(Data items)
-=-=-=-=-

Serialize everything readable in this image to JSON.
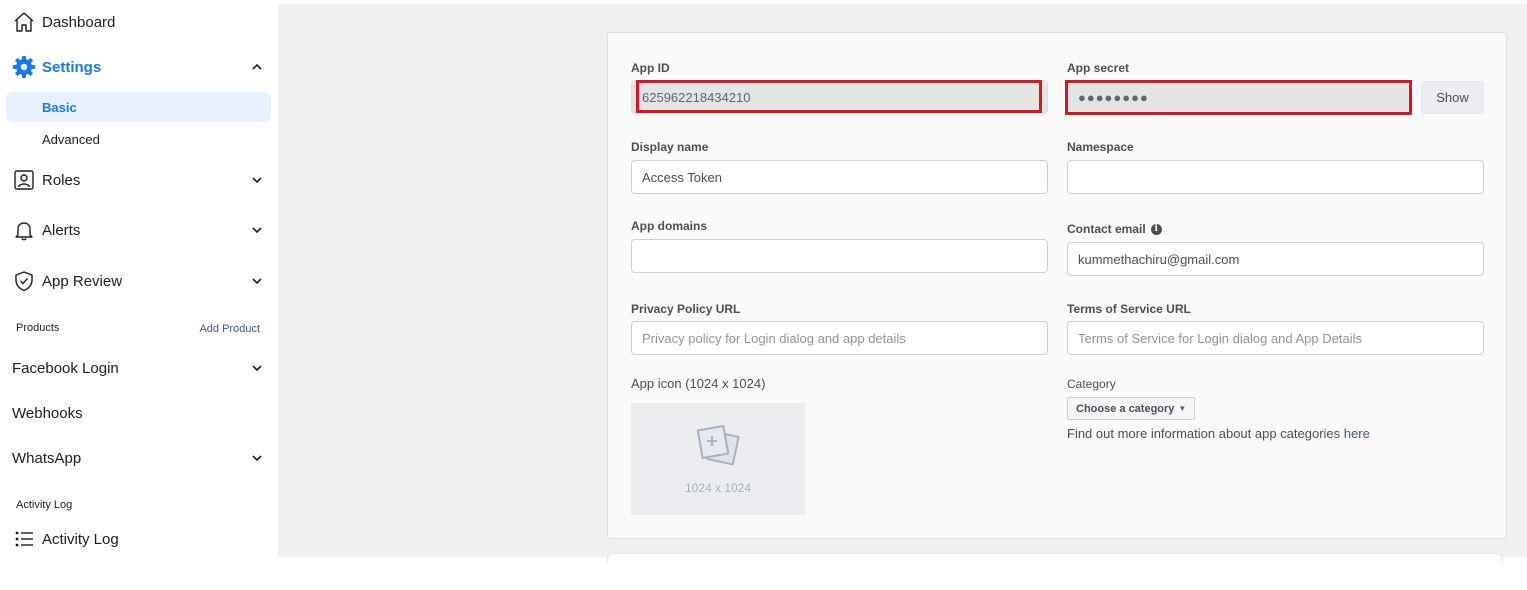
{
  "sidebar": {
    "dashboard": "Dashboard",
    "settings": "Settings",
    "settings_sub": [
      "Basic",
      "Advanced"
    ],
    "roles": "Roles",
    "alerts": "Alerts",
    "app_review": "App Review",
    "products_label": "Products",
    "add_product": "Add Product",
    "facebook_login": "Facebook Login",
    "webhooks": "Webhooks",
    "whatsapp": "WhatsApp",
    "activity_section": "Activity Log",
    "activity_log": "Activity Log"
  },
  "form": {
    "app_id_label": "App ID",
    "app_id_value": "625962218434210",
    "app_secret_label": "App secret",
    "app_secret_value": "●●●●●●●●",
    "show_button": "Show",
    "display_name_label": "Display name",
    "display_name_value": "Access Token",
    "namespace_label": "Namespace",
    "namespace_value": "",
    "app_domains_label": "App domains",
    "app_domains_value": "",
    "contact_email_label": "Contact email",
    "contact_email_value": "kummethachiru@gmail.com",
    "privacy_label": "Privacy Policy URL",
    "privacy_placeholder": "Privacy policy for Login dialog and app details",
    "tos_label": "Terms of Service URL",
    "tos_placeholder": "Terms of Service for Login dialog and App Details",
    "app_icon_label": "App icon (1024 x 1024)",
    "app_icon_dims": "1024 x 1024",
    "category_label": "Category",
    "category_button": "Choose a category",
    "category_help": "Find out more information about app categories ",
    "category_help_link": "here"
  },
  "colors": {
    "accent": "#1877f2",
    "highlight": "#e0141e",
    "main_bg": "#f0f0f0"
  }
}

-=-=-=-=-

● **Required work**
Scan the lines for the string "Privacy". Copy out each line that matches.

● **Output for this task**
    "privacy_label": "Privacy Policy URL",
    "privacy_placeholder": "Privacy policy for Login dialog and app details",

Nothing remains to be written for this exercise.